[Dataset records]

## begin

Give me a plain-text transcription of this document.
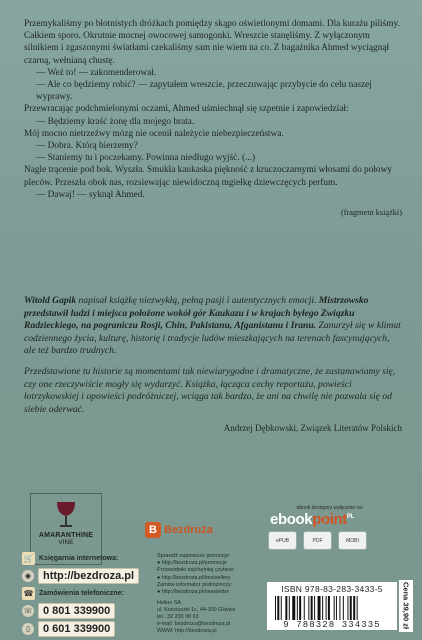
Przemykaliśmy po błotnistych dróżkach pomiędzy skąpo oświetlonymi domami. Dla kurażu piliśmy. Całkiem sporo. Okrutnie mocnej owocowej samogonki. Wreszcie stanęliśmy. Z wyłączonym silnikiem i zgaszonymi światłami czekaliśmy sam nie wiem na co. Z bagażnika Ahmed wyciągnął czarną, wełnianą chustę.

— Weź to! — zakomenderował.

— Ale co będziemy robić? — zapytałem wreszcie, przeczuwając przybycie do celu naszej wyprawy.

Przewracając podchmielonymi oczami, Ahmed uśmiechnął się szpetnie i zapowiedział:

— Będziemy kraść żonę dla mojego brata.

Mój mocno nietrzeźwy mózg nie ocenił należycie niebezpieczeństwa.

— Dobra. Którą bierzemy?

— Staniemy tu i poczekamy. Powinna niedługo wyjść. (...)

Nagle trącenie pod bok. Wyszła. Smukła kaukaska piękność z kruczoczarnymi włosami do połowy pleców. Przeszła obok nas, rozsiewając niewidoczną mgiełkę dziewczęcych perfum.

— Dawaj! — syknął Ahmed.

(fragment książki)

Witold Gapik napisał książkę niezwykłą, pełną pasji i autentycznych emocji. Mistrzowsko przedstawił ludzi i miejsca położone wokół gór Kaukazu i w krajach byłego Związku Radzieckiego, na pograniczu Rosji, Chin, Pakistanu, Afganistanu i Iranu. Zanurzył się w klimat codziennego życia, kulturę, historię i tradycje ludów mieszkających na terenach fascynujących, ale też bardzo trudnych.

Przedstawione tu historie są momentami tak niewiarygodne i dramatyczne, że zastanawiamy się, czy one rzeczywiście mogły się wydarzyć. Książka, łącząca cechy reportażu, powieści łotrzykowskiej i opowieści podróżniczej, wciąga tak bardzo, że ani na chwilę nie pozwala się od siebie oderwać.

Andrzej Dębkowski, Związek Literatów Polskich

AMARANTHINE
VINE
B Bezdroża
ebook dostępny wyłącznie na:
ebookpoint$^{PL}$
ePUB	PDF	MOBI
🛒 Księgarnia internetowa:
◉	http://bezdroza.pl
☎ Zamówienia telefoniczne:
☏ 0 801 339900
▯	0 601 339900
Sprawdź najnowsze promocje:
● http://bezdroza.pl/promocje
Przewodniki najchętniej czytane:
● http://bezdroza.pl/bestsellery
Zamów informator podróżniczy:
● http://bezdroza.pl/newsletter
Helion SA
ul. Kościuszki 1c, 44-100 Gliwice
tel.: 32 230 98 63
e-mail: bezdroza@bezdroza.pl
WWW: http://bezdroza.pl
ISBN 978-83-283-3433-5
9 788328 334335	Cena 39,90 zł
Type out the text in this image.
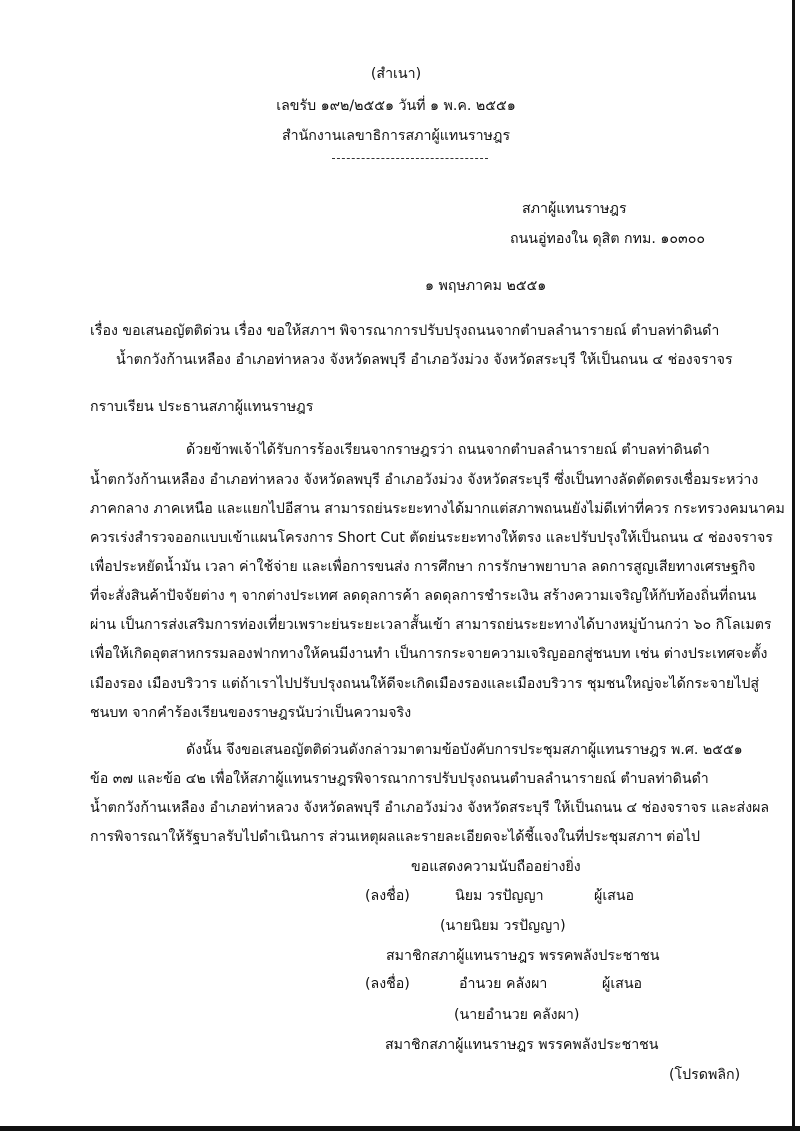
(สำเนา)
เลขรับ ๑๙๒/๒๕๕๑ วันที่ ๑ พ.ค. ๒๕๕๑
สำนักงานเลขาธิการสภาผู้แทนราษฎร
สภาผู้แทนราษฎร
ถนนอู่ทองใน ดุสิต กทม. ๑๐๓๐๐
๑ พฤษภาคม ๒๕๕๑
เรื่อง ขอเสนอญัตติด่วน เรื่อง ขอให้สภาฯ พิจารณาการปรับปรุงถนนจากตำบลลำนารายณ์ ตำบลท่าดินดำ
น้ำตกวังก้านเหลือง อำเภอท่าหลวง จังหวัดลพบุรี อำเภอวังม่วง จังหวัดสระบุรี ให้เป็นถนน ๔ ช่องจราจร
กราบเรียน ประธานสภาผู้แทนราษฎร
ด้วยข้าพเจ้าได้รับการร้องเรียนจากราษฎรว่า ถนนจากตำบลลำนารายณ์ ตำบลท่าดินดำ
น้ำตกวังก้านเหลือง อำเภอท่าหลวง จังหวัดลพบุรี อำเภอวังม่วง จังหวัดสระบุรี ซึ่งเป็นทางลัดตัดตรงเชื่อมระหว่าง
ภาคกลาง ภาคเหนือ และแยกไปอีสาน สามารถย่นระยะทางได้มากแต่สภาพถนนยังไม่ดีเท่าที่ควร กระทรวงคมนาคม
ควรเร่งสำรวจออกแบบเข้าแผนโครงการ Short Cut ตัดย่นระยะทางให้ตรง และปรับปรุงให้เป็นถนน ๔ ช่องจราจร
เพื่อประหยัดน้ำมัน เวลา ค่าใช้จ่าย และเพื่อการขนส่ง การศึกษา การรักษาพยาบาล ลดการสูญเสียทางเศรษฐกิจ
ที่จะสั่งสินค้าปัจจัยต่าง ๆ จากต่างประเทศ ลดดุลการค้า ลดดุลการชำระเงิน สร้างความเจริญให้กับท้องถิ่นที่ถนน
ผ่าน เป็นการส่งเสริมการท่องเที่ยวเพราะย่นระยะเวลาสั้นเข้า สามารถย่นระยะทางได้บางหมู่บ้านกว่า ๖๐ กิโลเมตร
เพื่อให้เกิดอุตสาหกรรมลองฟากทางให้คนมีงานทำ เป็นการกระจายความเจริญออกสู่ชนบท เช่น ต่างประเทศจะตั้ง
เมืองรอง เมืองบริวาร แต่ถ้าเราไปปรับปรุงถนนให้ดีจะเกิดเมืองรองและเมืองบริวาร ชุมชนใหญ่จะได้กระจายไปสู่
ชนบท จากคำร้องเรียนของราษฎรนับว่าเป็นความจริง
ดังนั้น จึงขอเสนอญัตติด่วนดังกล่าวมาตามข้อบังคับการประชุมสภาผู้แทนราษฎร พ.ศ. ๒๕๕๑
ข้อ ๓๗ และข้อ ๔๒ เพื่อให้สภาผู้แทนราษฎรพิจารณาการปรับปรุงถนนตำบลลำนารายณ์ ตำบลท่าดินดำ
น้ำตกวังก้านเหลือง อำเภอท่าหลวง จังหวัดลพบุรี อำเภอวังม่วง จังหวัดสระบุรี ให้เป็นถนน ๔ ช่องจราจร และส่งผล
การพิจารณาให้รัฐบาลรับไปดำเนินการ ส่วนเหตุผลและรายละเอียดจะได้ชี้แจงในที่ประชุมสภาฯ ต่อไป
ขอแสดงความนับถืออย่างยิ่ง
(ลงชื่อ)	นิยม วรปัญญา	ผู้เสนอ
(นายนิยม วรปัญญา)
สมาชิกสภาผู้แทนราษฎร พรรคพลังประชาชน
(ลงชื่อ)	อำนวย คลังผา	ผู้เสนอ
(นายอำนวย คลังผา)
สมาชิกสภาผู้แทนราษฎร พรรคพลังประชาชน
(โปรดพลิก)
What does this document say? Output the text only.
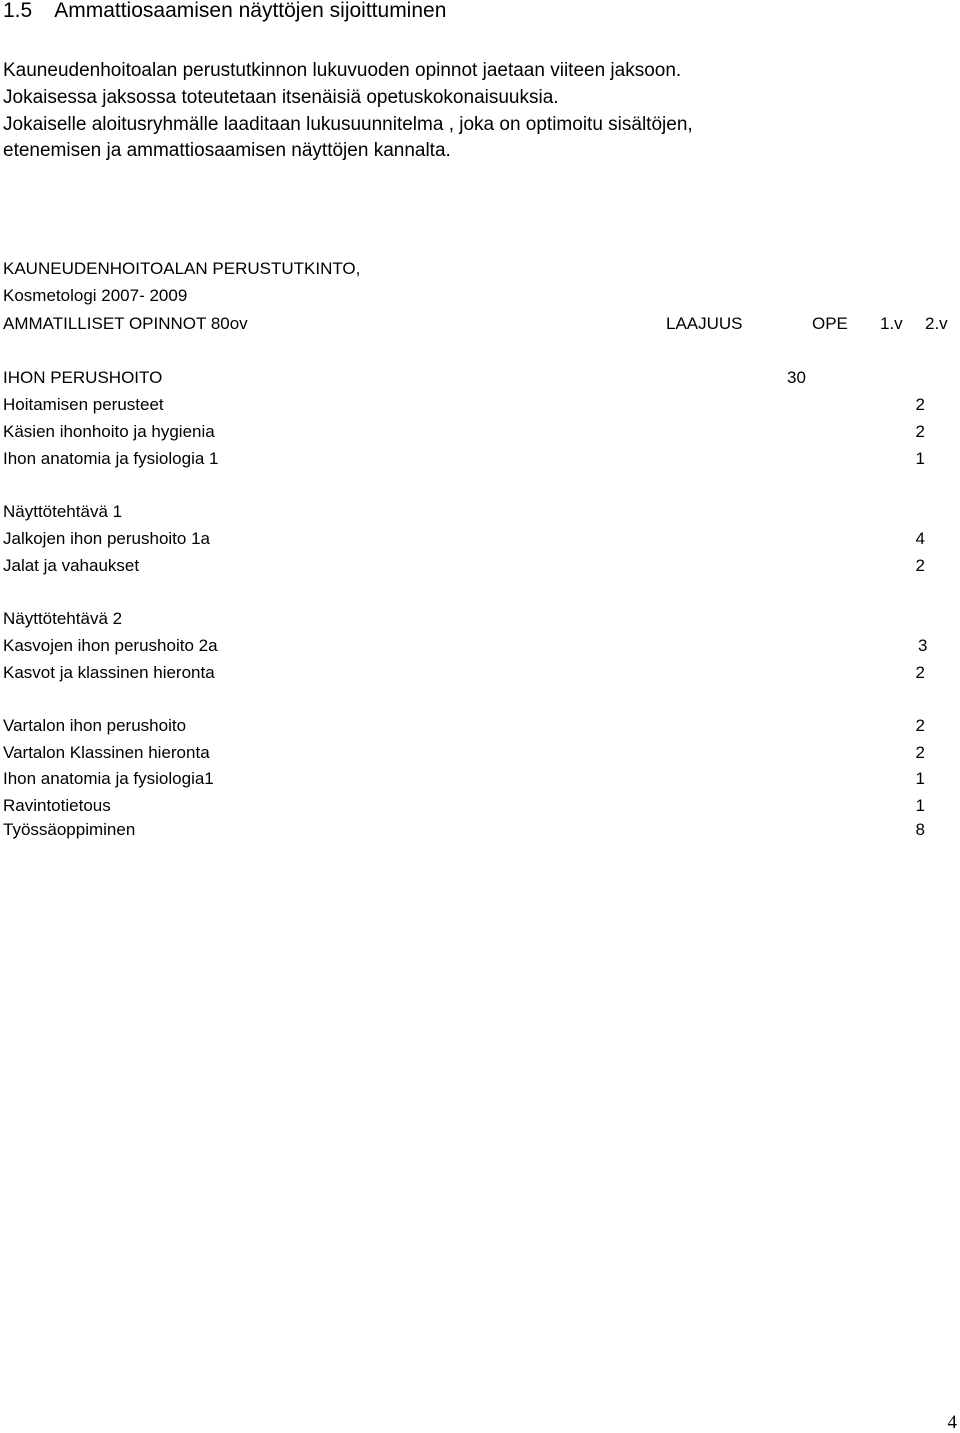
1.5 Ammattiosaamisen näyttöjen sijoittuminen
Kauneudenhoitoalan perustutkinnon lukuvuoden opinnot jaetaan viiteen jaksoon.
Jokaisessa jaksossa toteutetaan itsenäisiä opetuskokonaisuuksia.
Jokaiselle aloitusryhmälle laaditaan lukusuunnitelma , joka on optimoitu sisältöjen,
etenemisen ja ammattiosaamisen näyttöjen kannalta.
KAUNEUDENHOITOALAN PERUSTUTKINTO,
Kosmetologi 2007- 2009
AMMATILLISET OPINNOT 80ov	LAAJUUS	OPE 1.v 2.v
IHON PERUSHOITO	30
Hoitamisen perusteet	2
Käsien ihonhoito ja hygienia	2
Ihon anatomia ja fysiologia 1	1
Näyttötehtävä 1
Jalkojen ihon perushoito 1a	4
Jalat ja vahaukset	2
Näyttötehtävä 2
Kasvojen ihon perushoito 2a	3
Kasvot ja klassinen hieronta	2
Vartalon ihon perushoito	2
Vartalon Klassinen hieronta	2
Ihon anatomia ja fysiologia1	1
Ravintotietous	1
Työssäoppiminen	8
4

## end

> _Exercise brief_
Write out the material above once more, exactly as it reads, with no pictures.

> _Written solution_
Give me a plain-text transcription of this document.
Przemykaliśmy po błotnistych dróżkach pomiędzy skąpo oświetlonymi domami. Dla kurażu piliśmy. Całkiem sporo. Okrutnie mocnej owocowej samogonki. Wreszcie stanęliśmy. Z wyłączonym silnikiem i zgaszonymi światłami czekaliśmy sam nie wiem na co. Z bagażnika Ahmed wyciągnął czarną, wełnianą chustę.

— Weź to! — zakomenderował.

— Ale co będziemy robić? — zapytałem wreszcie, przeczuwając przybycie do celu naszej wyprawy.

Przewracając podchmielonymi oczami, Ahmed uśmiechnął się szpetnie i zapowiedział:

— Będziemy kraść żonę dla mojego brata.

Mój mocno nietrzeźwy mózg nie ocenił należycie niebezpieczeństwa.

— Dobra. Którą bierzemy?

— Staniemy tu i poczekamy. Powinna niedługo wyjść. (...)

Nagle trącenie pod bok. Wyszła. Smukła kaukaska piękność z kruczoczarnymi włosami do połowy pleców. Przeszła obok nas, rozsiewając niewidoczną mgiełkę dziewczęcych perfum.

— Dawaj! — syknął Ahmed.

(fragment książki)

Witold Gapik napisał książkę niezwykłą, pełną pasji i autentycznych emocji. Mistrzowsko przedstawił ludzi i miejsca położone wokół gór Kaukazu i w krajach byłego Związku Radzieckiego, na pograniczu Rosji, Chin, Pakistanu, Afganistanu i Iranu. Zanurzył się w klimat codziennego życia, kulturę, historię i tradycje ludów mieszkających na terenach fascynujących, ale też bardzo trudnych.

Przedstawione tu historie są momentami tak niewiarygodne i dramatyczne, że zastanawiamy się, czy one rzeczywiście mogły się wydarzyć. Książka, łącząca cechy reportażu, powieści łotrzykowskiej i opowieści podróżniczej, wciąga tak bardzo, że ani na chwilę nie pozwala się od siebie oderwać.

Andrzej Dębkowski, Związek Literatów Polskich

AMARANTHINE
VINE
B Bezdroża
ebook dostępny wyłącznie na:
ebookpoint$^{PL}$
ePUB	PDF	MOBI
🛒 Księgarnia internetowa:
◉	http://bezdroza.pl
☎ Zamówienia telefoniczne:
☏ 0 801 339900
▯	0 601 339900
Sprawdź najnowsze promocje:
● http://bezdroza.pl/promocje
Przewodniki najchętniej czytane:
● http://bezdroza.pl/bestsellery
Zamów informator podróżniczy:
● http://bezdroza.pl/newsletter
Helion SA
ul. Kościuszki 1c, 44-100 Gliwice
tel.: 32 230 98 63
e-mail: bezdroza@bezdroza.pl
WWW: http://bezdroza.pl
ISBN 978-83-283-3433-5
9 788328 334335	Cena 39,90 zł
Type out the text in this image.
(สำเนา)
เลขรับ ๑๙๒/๒๕๕๑ วันที่ ๑ พ.ค. ๒๕๕๑
สำนักงานเลขาธิการสภาผู้แทนราษฎร
สภาผู้แทนราษฎร
ถนนอู่ทองใน ดุสิต กทม. ๑๐๓๐๐
๑ พฤษภาคม ๒๕๕๑
เรื่อง ขอเสนอญัตติด่วน เรื่อง ขอให้สภาฯ พิจารณาการปรับปรุงถนนจากตำบลลำนารายณ์ ตำบลท่าดินดำ
น้ำตกวังก้านเหลือง อำเภอท่าหลวง จังหวัดลพบุรี อำเภอวังม่วง จังหวัดสระบุรี ให้เป็นถนน ๔ ช่องจราจร
กราบเรียน ประธานสภาผู้แทนราษฎร
ด้วยข้าพเจ้าได้รับการร้องเรียนจากราษฎรว่า ถนนจากตำบลลำนารายณ์ ตำบลท่าดินดำ
น้ำตกวังก้านเหลือง อำเภอท่าหลวง จังหวัดลพบุรี อำเภอวังม่วง จังหวัดสระบุรี ซึ่งเป็นทางลัดตัดตรงเชื่อมระหว่าง
ภาคกลาง ภาคเหนือ และแยกไปอีสาน สามารถย่นระยะทางได้มากแต่สภาพถนนยังไม่ดีเท่าที่ควร กระทรวงคมนาคม
ควรเร่งสำรวจออกแบบเข้าแผนโครงการ Short Cut ตัดย่นระยะทางให้ตรง และปรับปรุงให้เป็นถนน ๔ ช่องจราจร
เพื่อประหยัดน้ำมัน เวลา ค่าใช้จ่าย และเพื่อการขนส่ง การศึกษา การรักษาพยาบาล ลดการสูญเสียทางเศรษฐกิจ
ที่จะสั่งสินค้าปัจจัยต่าง ๆ จากต่างประเทศ ลดดุลการค้า ลดดุลการชำระเงิน สร้างความเจริญให้กับท้องถิ่นที่ถนน
ผ่าน เป็นการส่งเสริมการท่องเที่ยวเพราะย่นระยะเวลาสั้นเข้า สามารถย่นระยะทางได้บางหมู่บ้านกว่า ๖๐ กิโลเมตร
เพื่อให้เกิดอุตสาหกรรมลองฟากทางให้คนมีงานทำ เป็นการกระจายความเจริญออกสู่ชนบท เช่น ต่างประเทศจะตั้ง
เมืองรอง เมืองบริวาร แต่ถ้าเราไปปรับปรุงถนนให้ดีจะเกิดเมืองรองและเมืองบริวาร ชุมชนใหญ่จะได้กระจายไปสู่
ชนบท จากคำร้องเรียนของราษฎรนับว่าเป็นความจริง
ดังนั้น จึงขอเสนอญัตติด่วนดังกล่าวมาตามข้อบังคับการประชุมสภาผู้แทนราษฎร พ.ศ. ๒๕๕๑
ข้อ ๓๗ และข้อ ๔๒ เพื่อให้สภาผู้แทนราษฎรพิจารณาการปรับปรุงถนนตำบลลำนารายณ์ ตำบลท่าดินดำ
น้ำตกวังก้านเหลือง อำเภอท่าหลวง จังหวัดลพบุรี อำเภอวังม่วง จังหวัดสระบุรี ให้เป็นถนน ๔ ช่องจราจร และส่งผล
การพิจารณาให้รัฐบาลรับไปดำเนินการ ส่วนเหตุผลและรายละเอียดจะได้ชี้แจงในที่ประชุมสภาฯ ต่อไป
ขอแสดงความนับถืออย่างยิ่ง
(ลงชื่อ)	นิยม วรปัญญา	ผู้เสนอ
(นายนิยม วรปัญญา)
สมาชิกสภาผู้แทนราษฎร พรรคพลังประชาชน
(ลงชื่อ)	อำนวย คลังผา	ผู้เสนอ
(นายอำนวย คลังผา)
สมาชิกสภาผู้แทนราษฎร พรรคพลังประชาชน
(โปรดพลิก)
What does this document say? Output the text only.
1.5 Ammattiosaamisen näyttöjen sijoittuminen
Kauneudenhoitoalan perustutkinnon lukuvuoden opinnot jaetaan viiteen jaksoon.
Jokaisessa jaksossa toteutetaan itsenäisiä opetuskokonaisuuksia.
Jokaiselle aloitusryhmälle laaditaan lukusuunnitelma , joka on optimoitu sisältöjen,
etenemisen ja ammattiosaamisen näyttöjen kannalta.
KAUNEUDENHOITOALAN PERUSTUTKINTO,
Kosmetologi 2007- 2009
AMMATILLISET OPINNOT 80ov	LAAJUUS	OPE 1.v 2.v
IHON PERUSHOITO	30
Hoitamisen perusteet	2
Käsien ihonhoito ja hygienia	2
Ihon anatomia ja fysiologia 1	1
Näyttötehtävä 1
Jalkojen ihon perushoito 1a	4
Jalat ja vahaukset	2
Näyttötehtävä 2
Kasvojen ihon perushoito 2a	3
Kasvot ja klassinen hieronta	2
Vartalon ihon perushoito	2
Vartalon Klassinen hieronta	2
Ihon anatomia ja fysiologia1	1
Ravintotietous	1
Työssäoppiminen	8
4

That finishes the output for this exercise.